— Start of Entries —

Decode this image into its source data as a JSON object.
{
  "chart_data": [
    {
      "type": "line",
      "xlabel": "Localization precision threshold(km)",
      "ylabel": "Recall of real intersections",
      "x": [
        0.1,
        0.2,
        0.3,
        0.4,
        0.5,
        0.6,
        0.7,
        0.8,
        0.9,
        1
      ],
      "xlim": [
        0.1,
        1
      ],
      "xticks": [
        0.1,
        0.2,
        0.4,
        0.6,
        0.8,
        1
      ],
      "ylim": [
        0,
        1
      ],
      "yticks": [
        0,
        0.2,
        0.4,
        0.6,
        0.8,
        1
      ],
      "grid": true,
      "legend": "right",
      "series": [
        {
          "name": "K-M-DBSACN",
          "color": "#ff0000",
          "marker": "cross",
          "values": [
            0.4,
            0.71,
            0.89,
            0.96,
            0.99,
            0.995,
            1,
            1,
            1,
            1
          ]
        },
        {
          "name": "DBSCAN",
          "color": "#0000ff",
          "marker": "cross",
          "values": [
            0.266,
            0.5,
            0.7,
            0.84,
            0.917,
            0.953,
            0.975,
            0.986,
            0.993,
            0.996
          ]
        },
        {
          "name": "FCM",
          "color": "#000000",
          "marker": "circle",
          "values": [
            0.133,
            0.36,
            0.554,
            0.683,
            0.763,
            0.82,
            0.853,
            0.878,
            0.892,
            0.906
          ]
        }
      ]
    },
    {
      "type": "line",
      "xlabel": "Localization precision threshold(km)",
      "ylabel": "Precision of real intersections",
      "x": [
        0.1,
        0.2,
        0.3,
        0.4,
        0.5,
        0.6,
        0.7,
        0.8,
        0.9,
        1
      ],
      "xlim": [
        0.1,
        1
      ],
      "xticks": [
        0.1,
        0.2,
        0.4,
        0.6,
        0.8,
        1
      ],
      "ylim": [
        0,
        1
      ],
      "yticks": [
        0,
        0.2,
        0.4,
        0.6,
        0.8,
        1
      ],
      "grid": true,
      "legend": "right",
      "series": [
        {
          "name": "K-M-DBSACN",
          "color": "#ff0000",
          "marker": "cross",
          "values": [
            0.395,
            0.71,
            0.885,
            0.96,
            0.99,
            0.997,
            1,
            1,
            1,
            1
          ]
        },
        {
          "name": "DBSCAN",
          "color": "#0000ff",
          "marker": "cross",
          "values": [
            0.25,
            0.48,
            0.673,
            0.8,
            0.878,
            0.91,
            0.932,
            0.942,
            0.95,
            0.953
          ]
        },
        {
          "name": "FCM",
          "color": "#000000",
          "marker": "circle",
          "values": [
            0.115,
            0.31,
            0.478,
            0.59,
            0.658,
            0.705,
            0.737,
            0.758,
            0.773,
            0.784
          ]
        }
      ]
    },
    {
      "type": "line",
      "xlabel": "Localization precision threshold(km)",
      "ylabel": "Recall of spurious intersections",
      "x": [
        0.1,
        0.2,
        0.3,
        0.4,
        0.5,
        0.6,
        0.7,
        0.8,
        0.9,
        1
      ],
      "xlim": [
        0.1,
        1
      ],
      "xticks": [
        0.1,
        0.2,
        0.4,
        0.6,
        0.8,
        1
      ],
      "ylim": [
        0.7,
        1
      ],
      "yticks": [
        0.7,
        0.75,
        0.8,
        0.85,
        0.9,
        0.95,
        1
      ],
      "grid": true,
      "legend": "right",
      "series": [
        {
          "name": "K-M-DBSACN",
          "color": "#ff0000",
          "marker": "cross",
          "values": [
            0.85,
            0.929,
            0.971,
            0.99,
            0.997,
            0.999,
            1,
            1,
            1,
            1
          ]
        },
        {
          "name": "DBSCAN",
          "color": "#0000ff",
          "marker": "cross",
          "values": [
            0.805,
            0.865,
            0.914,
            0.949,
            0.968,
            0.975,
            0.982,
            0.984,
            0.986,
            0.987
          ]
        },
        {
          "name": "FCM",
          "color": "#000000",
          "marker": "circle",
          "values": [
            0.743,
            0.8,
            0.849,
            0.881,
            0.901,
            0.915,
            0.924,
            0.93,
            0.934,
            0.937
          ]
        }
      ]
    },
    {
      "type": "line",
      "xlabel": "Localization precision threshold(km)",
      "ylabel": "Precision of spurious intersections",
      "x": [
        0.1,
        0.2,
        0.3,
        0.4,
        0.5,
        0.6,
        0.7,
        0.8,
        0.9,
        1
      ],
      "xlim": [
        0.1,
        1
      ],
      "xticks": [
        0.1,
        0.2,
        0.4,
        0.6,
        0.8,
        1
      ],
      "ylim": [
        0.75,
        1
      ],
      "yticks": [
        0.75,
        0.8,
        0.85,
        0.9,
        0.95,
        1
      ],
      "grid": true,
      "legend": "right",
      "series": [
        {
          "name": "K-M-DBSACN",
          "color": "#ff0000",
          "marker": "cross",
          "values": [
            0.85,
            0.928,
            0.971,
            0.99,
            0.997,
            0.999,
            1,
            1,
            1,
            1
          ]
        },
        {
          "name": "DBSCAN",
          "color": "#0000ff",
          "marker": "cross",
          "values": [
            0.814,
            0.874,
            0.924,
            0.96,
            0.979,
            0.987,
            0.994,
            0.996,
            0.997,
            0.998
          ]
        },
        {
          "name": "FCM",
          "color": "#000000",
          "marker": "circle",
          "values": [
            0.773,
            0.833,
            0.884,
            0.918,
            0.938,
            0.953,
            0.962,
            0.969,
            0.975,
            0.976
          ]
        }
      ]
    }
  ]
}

— End of Entries —
— Start of Entries —

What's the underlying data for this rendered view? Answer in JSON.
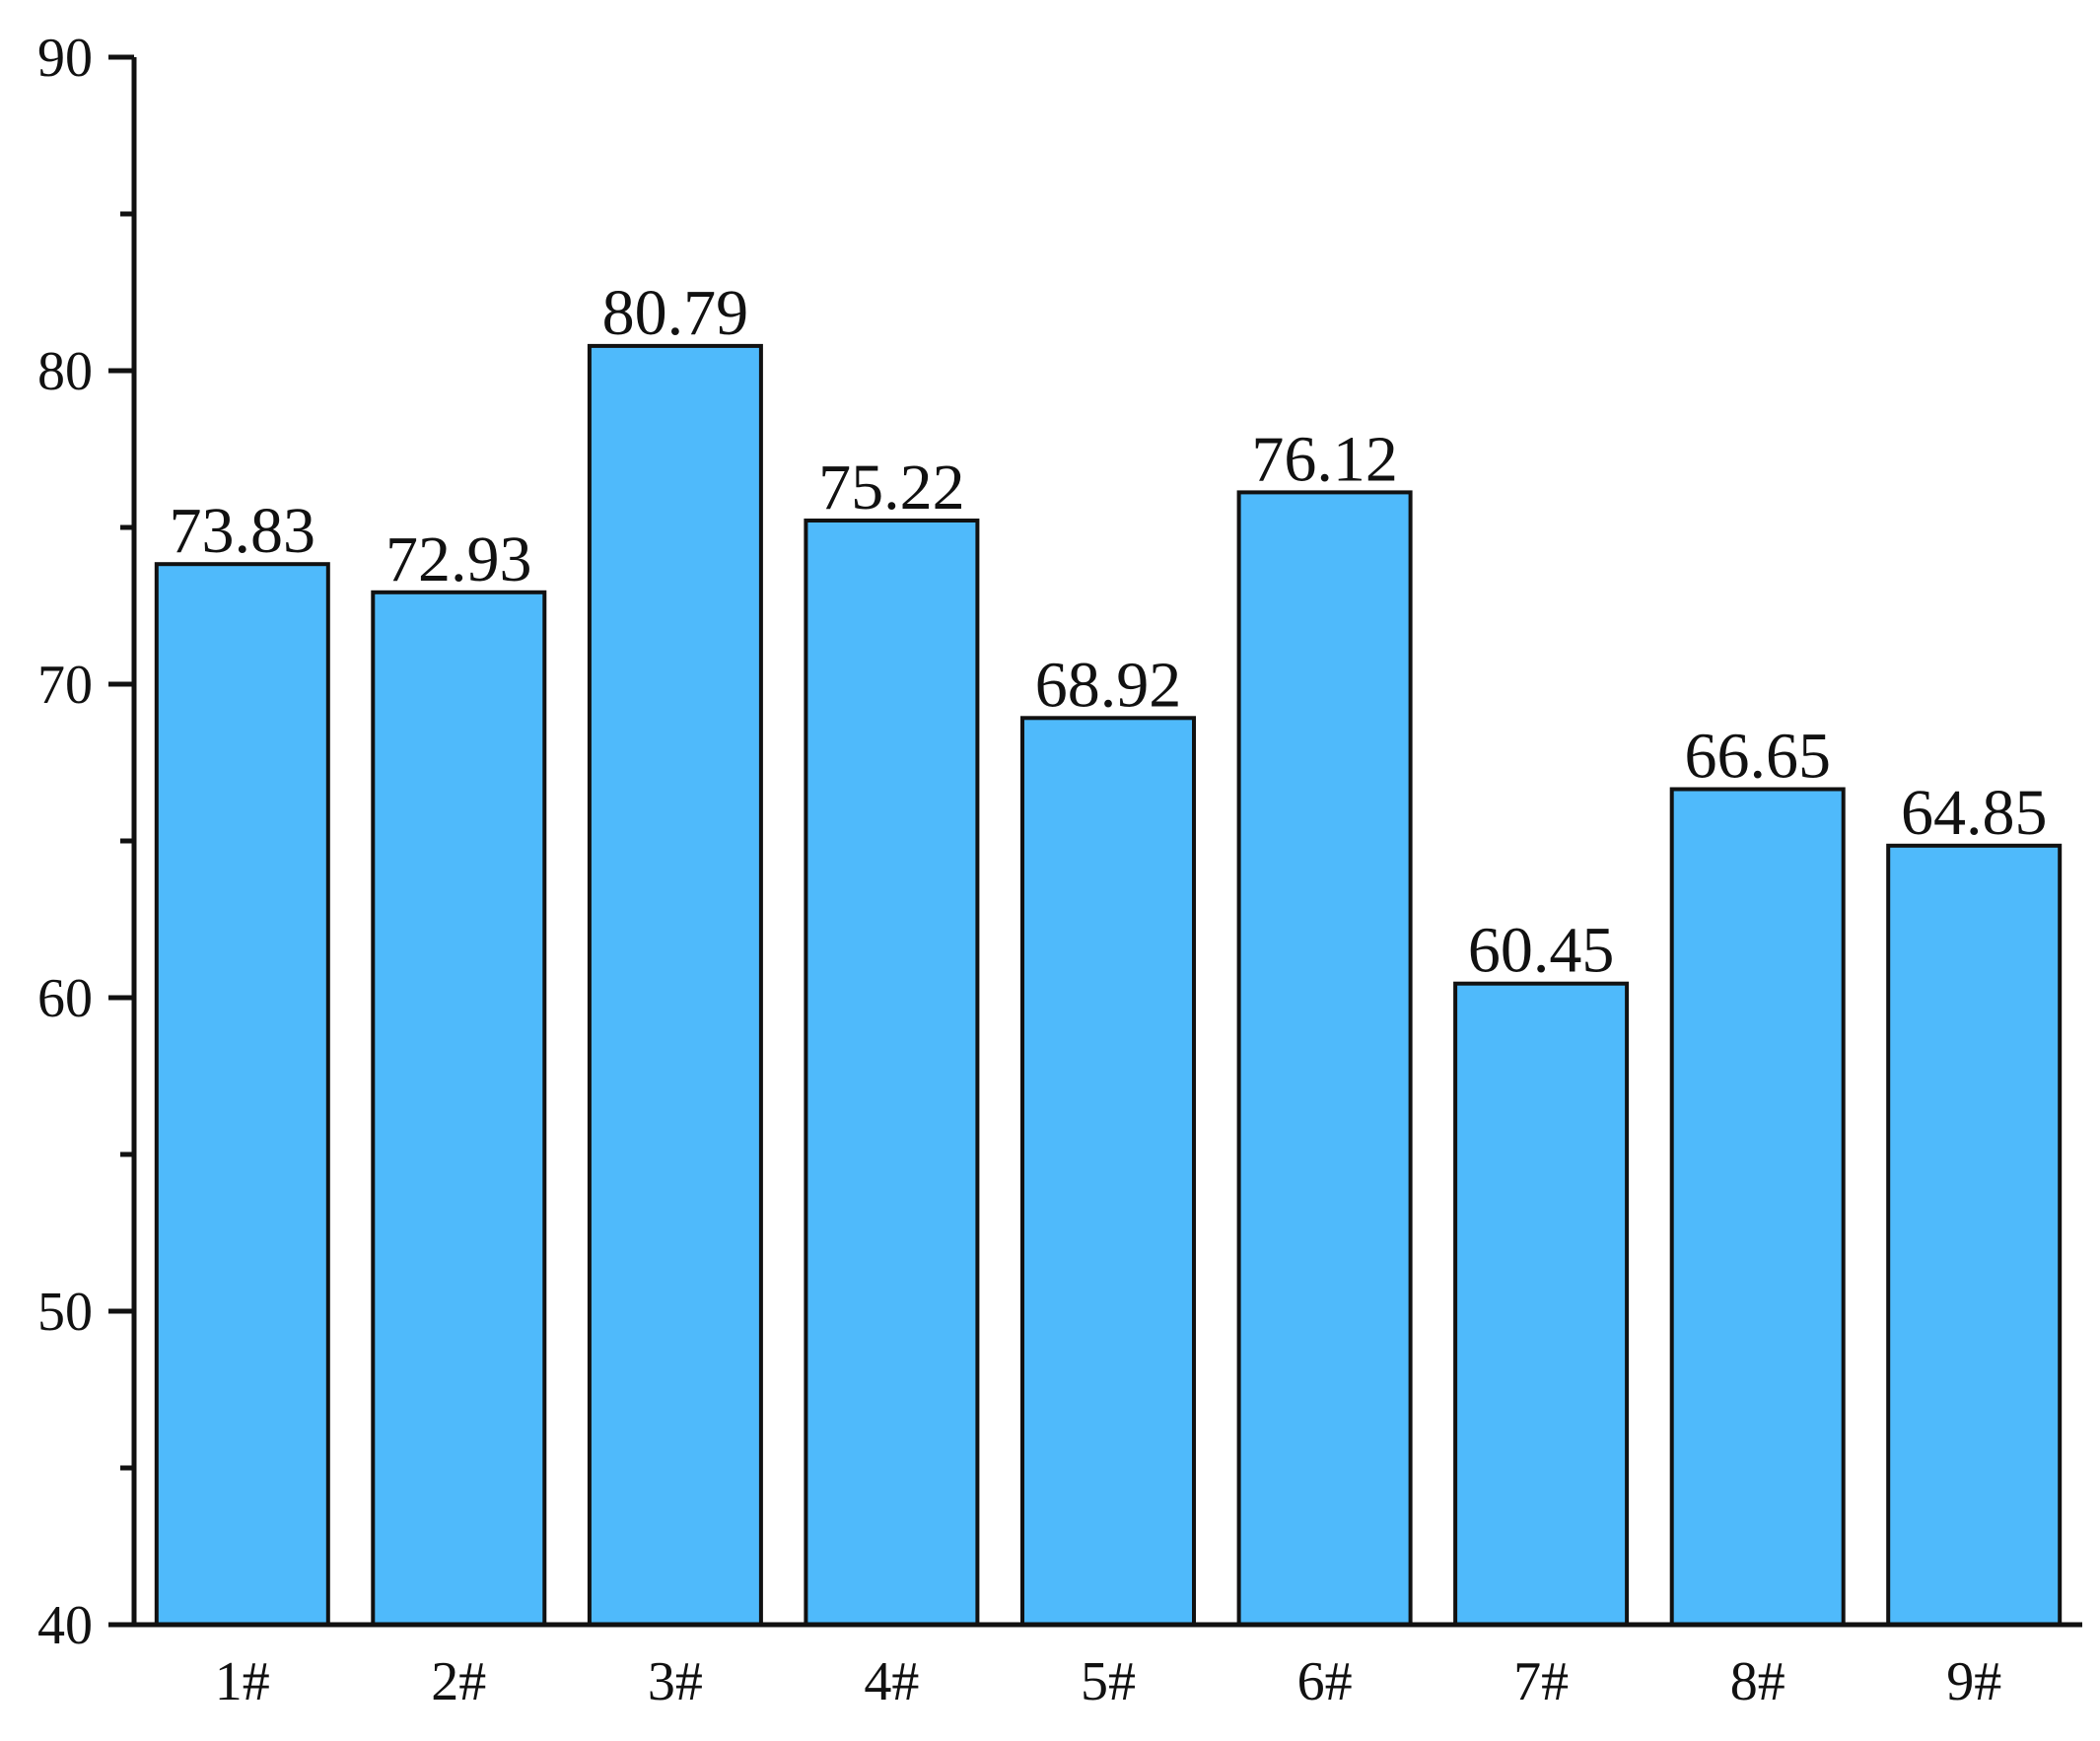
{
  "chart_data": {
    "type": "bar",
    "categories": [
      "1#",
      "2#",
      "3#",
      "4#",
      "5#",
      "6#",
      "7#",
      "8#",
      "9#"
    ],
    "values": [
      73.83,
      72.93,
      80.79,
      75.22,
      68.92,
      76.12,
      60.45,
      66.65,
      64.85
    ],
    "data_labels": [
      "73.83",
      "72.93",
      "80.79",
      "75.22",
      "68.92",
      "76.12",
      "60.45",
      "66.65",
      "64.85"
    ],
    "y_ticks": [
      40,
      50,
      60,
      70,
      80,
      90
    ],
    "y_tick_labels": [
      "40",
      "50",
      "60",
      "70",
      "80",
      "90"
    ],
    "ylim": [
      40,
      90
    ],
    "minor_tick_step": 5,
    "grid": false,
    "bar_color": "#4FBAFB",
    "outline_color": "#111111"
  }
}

— End of Entries —
— Start of Entries —

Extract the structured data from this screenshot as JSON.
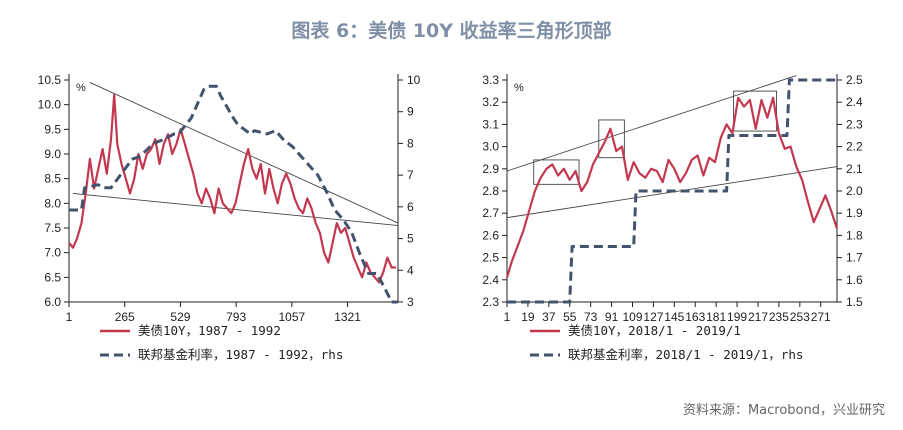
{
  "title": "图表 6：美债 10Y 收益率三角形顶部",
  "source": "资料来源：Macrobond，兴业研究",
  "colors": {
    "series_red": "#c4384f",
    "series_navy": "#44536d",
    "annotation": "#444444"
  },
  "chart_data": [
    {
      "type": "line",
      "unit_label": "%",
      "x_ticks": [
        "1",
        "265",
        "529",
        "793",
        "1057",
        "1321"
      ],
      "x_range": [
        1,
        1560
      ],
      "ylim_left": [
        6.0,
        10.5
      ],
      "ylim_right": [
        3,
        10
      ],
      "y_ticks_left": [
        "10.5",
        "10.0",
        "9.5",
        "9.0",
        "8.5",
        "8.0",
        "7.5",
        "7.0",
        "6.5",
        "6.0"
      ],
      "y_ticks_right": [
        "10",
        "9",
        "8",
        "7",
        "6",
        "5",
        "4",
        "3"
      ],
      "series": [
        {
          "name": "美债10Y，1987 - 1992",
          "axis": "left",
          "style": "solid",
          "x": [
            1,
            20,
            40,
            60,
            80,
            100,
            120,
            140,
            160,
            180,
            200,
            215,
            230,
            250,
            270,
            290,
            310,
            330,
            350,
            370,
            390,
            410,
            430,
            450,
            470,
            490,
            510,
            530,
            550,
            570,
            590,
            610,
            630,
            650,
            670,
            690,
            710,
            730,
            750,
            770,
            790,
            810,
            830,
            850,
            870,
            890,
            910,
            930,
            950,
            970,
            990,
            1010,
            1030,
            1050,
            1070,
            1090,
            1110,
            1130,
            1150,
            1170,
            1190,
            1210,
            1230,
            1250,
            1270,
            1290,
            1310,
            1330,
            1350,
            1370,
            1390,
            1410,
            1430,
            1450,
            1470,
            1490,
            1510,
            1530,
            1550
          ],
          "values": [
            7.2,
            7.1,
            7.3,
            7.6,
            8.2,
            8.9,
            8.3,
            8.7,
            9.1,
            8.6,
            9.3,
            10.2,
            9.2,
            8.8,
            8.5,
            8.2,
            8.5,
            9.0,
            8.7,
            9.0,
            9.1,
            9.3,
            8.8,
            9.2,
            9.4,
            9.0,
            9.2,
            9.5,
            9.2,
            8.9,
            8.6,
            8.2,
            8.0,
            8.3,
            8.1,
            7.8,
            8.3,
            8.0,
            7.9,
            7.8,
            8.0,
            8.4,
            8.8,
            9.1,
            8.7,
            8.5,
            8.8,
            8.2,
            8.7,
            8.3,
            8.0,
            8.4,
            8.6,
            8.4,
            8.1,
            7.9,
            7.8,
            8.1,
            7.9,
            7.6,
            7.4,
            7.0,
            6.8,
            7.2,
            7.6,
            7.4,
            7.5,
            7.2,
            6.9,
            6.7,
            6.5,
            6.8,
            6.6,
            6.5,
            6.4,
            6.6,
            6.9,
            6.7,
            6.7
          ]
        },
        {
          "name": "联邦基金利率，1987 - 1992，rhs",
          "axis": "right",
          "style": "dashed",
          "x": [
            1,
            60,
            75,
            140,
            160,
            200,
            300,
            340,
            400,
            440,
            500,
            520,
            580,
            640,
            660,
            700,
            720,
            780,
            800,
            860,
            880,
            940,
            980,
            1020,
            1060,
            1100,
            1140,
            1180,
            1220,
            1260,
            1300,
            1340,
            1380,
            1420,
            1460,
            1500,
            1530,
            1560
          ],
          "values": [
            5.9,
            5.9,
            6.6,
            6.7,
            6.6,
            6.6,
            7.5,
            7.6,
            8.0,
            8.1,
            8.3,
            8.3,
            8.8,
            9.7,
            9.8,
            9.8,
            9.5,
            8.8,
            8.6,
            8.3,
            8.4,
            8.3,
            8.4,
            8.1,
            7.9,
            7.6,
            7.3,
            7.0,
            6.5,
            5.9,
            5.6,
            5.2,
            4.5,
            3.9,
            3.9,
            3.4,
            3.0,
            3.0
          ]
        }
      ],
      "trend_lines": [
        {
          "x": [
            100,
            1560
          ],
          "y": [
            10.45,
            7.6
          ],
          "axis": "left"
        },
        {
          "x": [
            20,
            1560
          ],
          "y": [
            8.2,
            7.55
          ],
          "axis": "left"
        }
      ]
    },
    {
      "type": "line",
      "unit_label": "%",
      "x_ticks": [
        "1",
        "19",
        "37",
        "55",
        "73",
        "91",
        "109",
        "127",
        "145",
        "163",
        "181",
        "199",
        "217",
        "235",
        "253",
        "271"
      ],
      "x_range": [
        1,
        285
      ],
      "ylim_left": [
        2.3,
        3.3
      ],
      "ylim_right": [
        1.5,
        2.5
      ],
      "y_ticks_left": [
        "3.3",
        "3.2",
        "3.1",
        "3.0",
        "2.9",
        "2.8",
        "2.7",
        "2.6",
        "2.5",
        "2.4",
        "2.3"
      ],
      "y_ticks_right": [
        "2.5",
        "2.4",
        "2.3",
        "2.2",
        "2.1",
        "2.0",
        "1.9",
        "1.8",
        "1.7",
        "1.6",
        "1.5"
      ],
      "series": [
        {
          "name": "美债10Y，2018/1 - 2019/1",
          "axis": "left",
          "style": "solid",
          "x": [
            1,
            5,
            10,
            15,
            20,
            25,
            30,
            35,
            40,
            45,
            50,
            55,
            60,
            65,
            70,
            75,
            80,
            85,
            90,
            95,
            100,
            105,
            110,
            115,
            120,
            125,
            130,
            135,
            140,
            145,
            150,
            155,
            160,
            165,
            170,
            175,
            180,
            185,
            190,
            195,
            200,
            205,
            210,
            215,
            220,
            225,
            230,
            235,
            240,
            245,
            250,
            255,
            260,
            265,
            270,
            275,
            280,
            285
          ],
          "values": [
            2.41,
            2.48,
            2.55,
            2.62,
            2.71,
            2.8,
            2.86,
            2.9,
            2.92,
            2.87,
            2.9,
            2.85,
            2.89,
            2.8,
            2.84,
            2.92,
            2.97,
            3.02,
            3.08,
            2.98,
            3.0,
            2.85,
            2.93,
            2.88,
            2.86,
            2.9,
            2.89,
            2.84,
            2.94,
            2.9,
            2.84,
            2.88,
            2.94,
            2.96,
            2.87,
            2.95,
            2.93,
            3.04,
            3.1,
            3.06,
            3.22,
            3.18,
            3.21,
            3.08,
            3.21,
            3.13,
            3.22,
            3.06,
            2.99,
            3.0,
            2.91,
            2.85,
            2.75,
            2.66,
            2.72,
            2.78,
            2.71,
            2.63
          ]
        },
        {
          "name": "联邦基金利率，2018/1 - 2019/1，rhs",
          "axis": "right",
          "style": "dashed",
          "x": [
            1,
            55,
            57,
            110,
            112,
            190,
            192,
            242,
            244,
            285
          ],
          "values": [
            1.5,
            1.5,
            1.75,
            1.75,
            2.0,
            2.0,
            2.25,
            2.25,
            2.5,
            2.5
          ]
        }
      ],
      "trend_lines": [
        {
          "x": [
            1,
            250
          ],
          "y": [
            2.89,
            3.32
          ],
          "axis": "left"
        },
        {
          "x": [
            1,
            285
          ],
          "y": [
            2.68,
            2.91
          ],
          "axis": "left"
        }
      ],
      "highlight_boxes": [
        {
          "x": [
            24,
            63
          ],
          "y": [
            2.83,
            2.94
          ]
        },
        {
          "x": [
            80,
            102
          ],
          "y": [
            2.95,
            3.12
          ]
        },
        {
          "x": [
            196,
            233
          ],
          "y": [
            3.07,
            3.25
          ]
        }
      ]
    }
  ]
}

— End of Entries —

◆ **Prompt**: Locate the string "JSON" in the listing above and copy every line where it occurs.

◆ **Task response**:
Decode this image into its source data as a JSON object.
What's the underlying data for this rendered view? Answer in JSON.
Extract the structured data from this screenshot as JSON.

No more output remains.